§ **WORK TO COMPLETE**
Pictures do not belong in the copy. Return all of the entries exactly.

[Dataset items]

%%

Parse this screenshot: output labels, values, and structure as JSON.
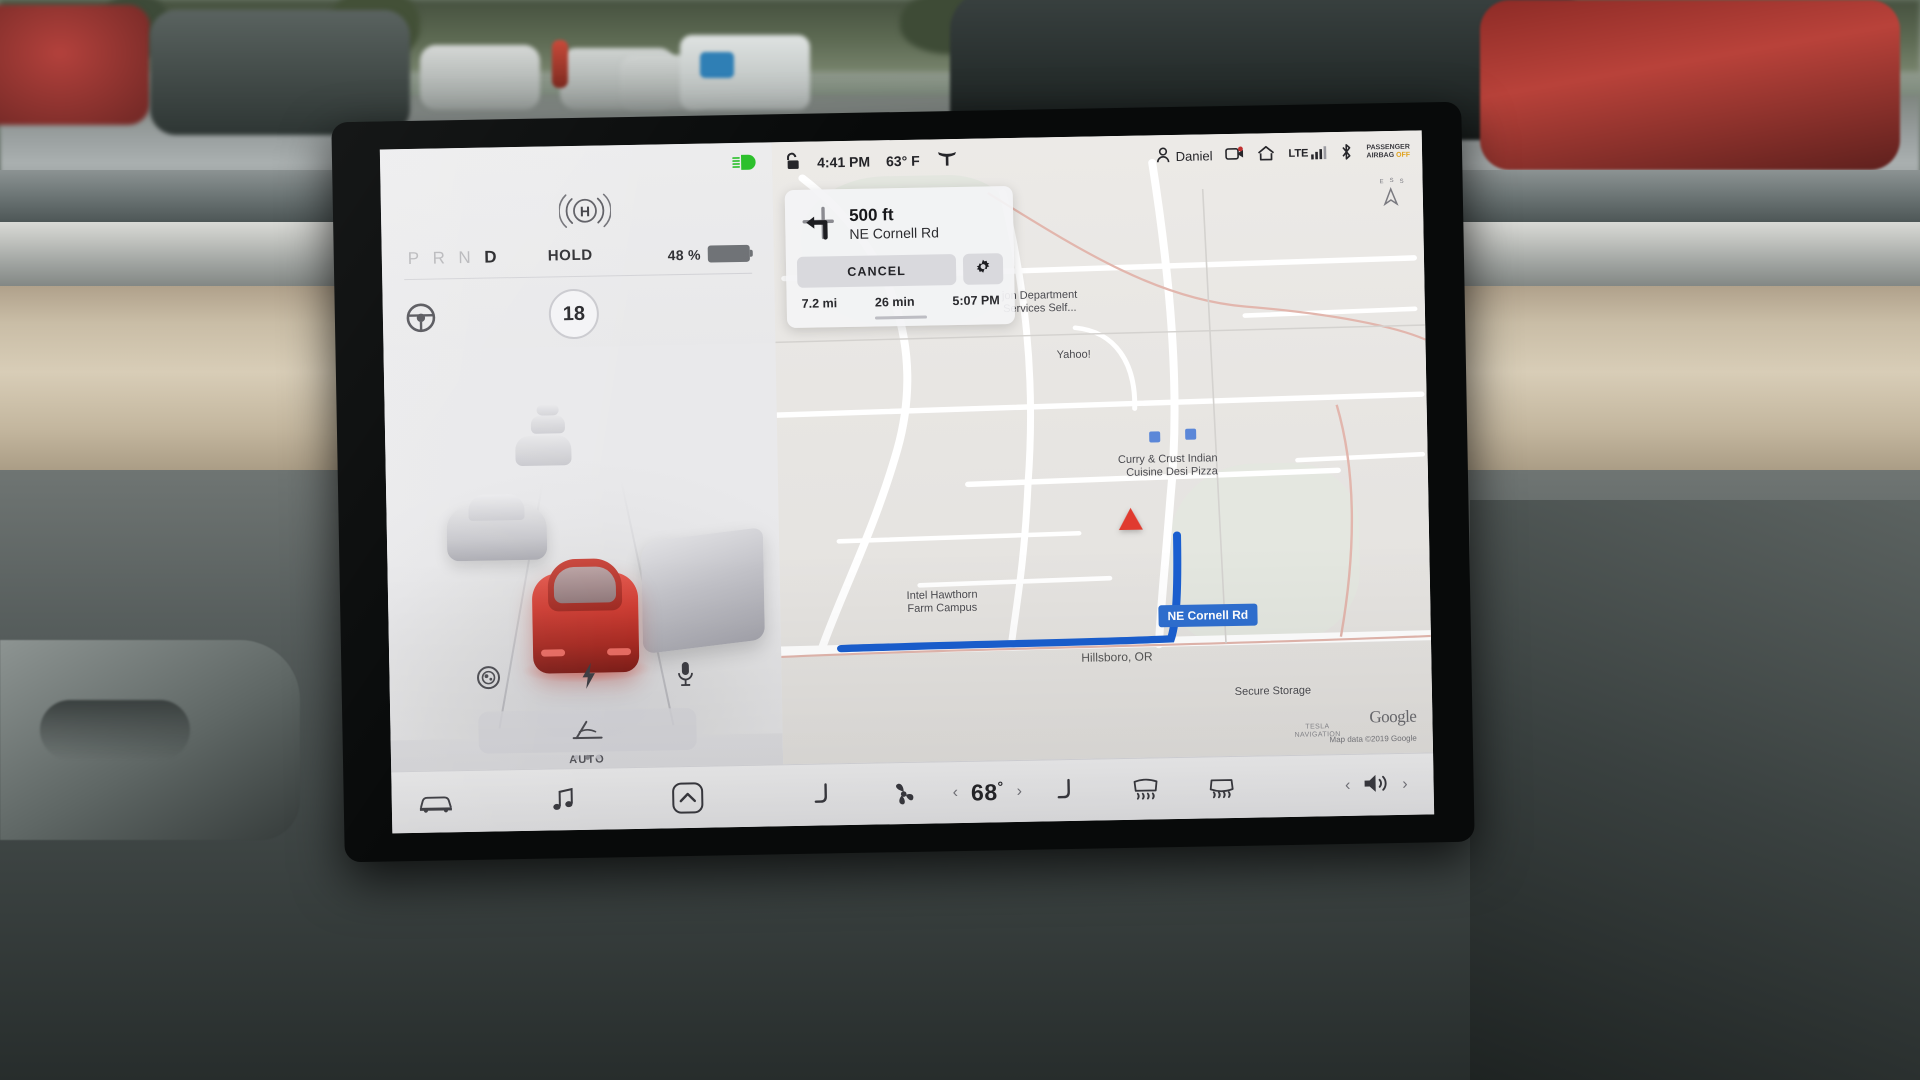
{
  "status_bar": {
    "headlights_icon": "headlight-beam-icon",
    "lock_icon": "unlocked-padlock-icon",
    "time": "4:41 PM",
    "temperature": "63° F",
    "tesla_logo": "tesla-t-icon",
    "profile_name": "Daniel",
    "profile_icon": "person-icon",
    "dashcam_icon": "dashcam-record-icon",
    "home_icon": "home-icon",
    "signal_label": "LTE",
    "signal_icon": "cellular-bars-icon",
    "bluetooth_icon": "bluetooth-icon",
    "airbag_line1": "PASSENGER",
    "airbag_line2": "AIRBAG",
    "airbag_state": "OFF"
  },
  "drive_panel": {
    "gears": [
      "P",
      "R",
      "N",
      "D"
    ],
    "active_gear": "D",
    "hold_label": "HOLD",
    "hold_icon": "hold-brake-icon",
    "battery_percent": "48 %",
    "battery_fill_ratio": 48,
    "battery_color": "#23c723",
    "steering_icon": "steering-wheel-icon",
    "speed_limit": "18",
    "quick_icons": [
      "dashcam-icon",
      "charging-bolt-icon",
      "microphone-icon"
    ],
    "wiper_icon": "wiper-icon",
    "wiper_mode": "AUTO",
    "page_dots": 3,
    "active_dot": 2
  },
  "navigation": {
    "maneuver_icon": "turn-left-icon",
    "distance": "500 ft",
    "street": "NE Cornell Rd",
    "cancel_label": "CANCEL",
    "settings_icon": "gear-icon",
    "trip_distance": "7.2 mi",
    "trip_duration": "26 min",
    "arrival_time": "5:07 PM"
  },
  "map": {
    "compass_icon": "compass-rose-icon",
    "compass_labels": [
      "E",
      "S",
      "S",
      "A"
    ],
    "route_shield": "NE Cornell Rd",
    "city_label": "Hillsboro, OR",
    "provider_logo": "Google",
    "attribution": "Map data ©2019 Google",
    "nav_provider_line1": "TESLA",
    "nav_provider_line2": "NAVIGATION",
    "pois": [
      {
        "name": "jon Department\nServices Self...",
        "pin": "blue"
      },
      {
        "name": "Yahoo!",
        "pin": "blue"
      },
      {
        "name": "Curry & Crust Indian\nCuisine Desi Pizza",
        "pin": "red"
      },
      {
        "name": "Intel Hawthorn\nFarm Campus",
        "pin": "blue"
      },
      {
        "name": "Secure Storage",
        "pin": "red"
      }
    ],
    "route_color": "#1a5fd0",
    "vehicle_marker": "vehicle-heading-arrow"
  },
  "bottom_bar": {
    "car_icon": "car-controls-icon",
    "media_icon": "music-note-icon",
    "expand_icon": "chevron-up-icon",
    "seat_heater_left_icon": "seat-heater-icon",
    "fan_icon": "fan-icon",
    "temp_decrease": "‹",
    "temperature": "68",
    "temperature_unit": "°",
    "temp_increase": "›",
    "seat_heater_right_icon": "seat-heater-icon",
    "rear_defrost_icon": "rear-defrost-icon",
    "front_defrost_icon": "front-defrost-icon",
    "volume_prev": "‹",
    "volume_icon": "speaker-volume-icon",
    "volume_next": "›"
  }
}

%%

§ **ANSWER TO THIS PROBLEM**
Parse this screenshot: output labels, values, and structure as JSON.
{
  "status_bar": {
    "headlights_icon": "headlight-beam-icon",
    "lock_icon": "unlocked-padlock-icon",
    "time": "4:41 PM",
    "temperature": "63° F",
    "tesla_logo": "tesla-t-icon",
    "profile_name": "Daniel",
    "profile_icon": "person-icon",
    "dashcam_icon": "dashcam-record-icon",
    "home_icon": "home-icon",
    "signal_label": "LTE",
    "signal_icon": "cellular-bars-icon",
    "bluetooth_icon": "bluetooth-icon",
    "airbag_line1": "PASSENGER",
    "airbag_line2": "AIRBAG",
    "airbag_state": "OFF"
  },
  "drive_panel": {
    "gears": [
      "P",
      "R",
      "N",
      "D"
    ],
    "active_gear": "D",
    "hold_label": "HOLD",
    "hold_icon": "hold-brake-icon",
    "battery_percent": "48 %",
    "battery_fill_ratio": 48,
    "battery_color": "#23c723",
    "steering_icon": "steering-wheel-icon",
    "speed_limit": "18",
    "quick_icons": [
      "dashcam-icon",
      "charging-bolt-icon",
      "microphone-icon"
    ],
    "wiper_icon": "wiper-icon",
    "wiper_mode": "AUTO",
    "page_dots": 3,
    "active_dot": 2
  },
  "navigation": {
    "maneuver_icon": "turn-left-icon",
    "distance": "500 ft",
    "street": "NE Cornell Rd",
    "cancel_label": "CANCEL",
    "settings_icon": "gear-icon",
    "trip_distance": "7.2 mi",
    "trip_duration": "26 min",
    "arrival_time": "5:07 PM"
  },
  "map": {
    "compass_icon": "compass-rose-icon",
    "compass_labels": [
      "E",
      "S",
      "S",
      "A"
    ],
    "route_shield": "NE Cornell Rd",
    "city_label": "Hillsboro, OR",
    "provider_logo": "Google",
    "attribution": "Map data ©2019 Google",
    "nav_provider_line1": "TESLA",
    "nav_provider_line2": "NAVIGATION",
    "pois": [
      {
        "name": "jon Department\nServices Self...",
        "pin": "blue"
      },
      {
        "name": "Yahoo!",
        "pin": "blue"
      },
      {
        "name": "Curry & Crust Indian\nCuisine Desi Pizza",
        "pin": "red"
      },
      {
        "name": "Intel Hawthorn\nFarm Campus",
        "pin": "blue"
      },
      {
        "name": "Secure Storage",
        "pin": "red"
      }
    ],
    "route_color": "#1a5fd0",
    "vehicle_marker": "vehicle-heading-arrow"
  },
  "bottom_bar": {
    "car_icon": "car-controls-icon",
    "media_icon": "music-note-icon",
    "expand_icon": "chevron-up-icon",
    "seat_heater_left_icon": "seat-heater-icon",
    "fan_icon": "fan-icon",
    "temp_decrease": "‹",
    "temperature": "68",
    "temperature_unit": "°",
    "temp_increase": "›",
    "seat_heater_right_icon": "seat-heater-icon",
    "rear_defrost_icon": "rear-defrost-icon",
    "front_defrost_icon": "front-defrost-icon",
    "volume_prev": "‹",
    "volume_icon": "speaker-volume-icon",
    "volume_next": "›"
  }
}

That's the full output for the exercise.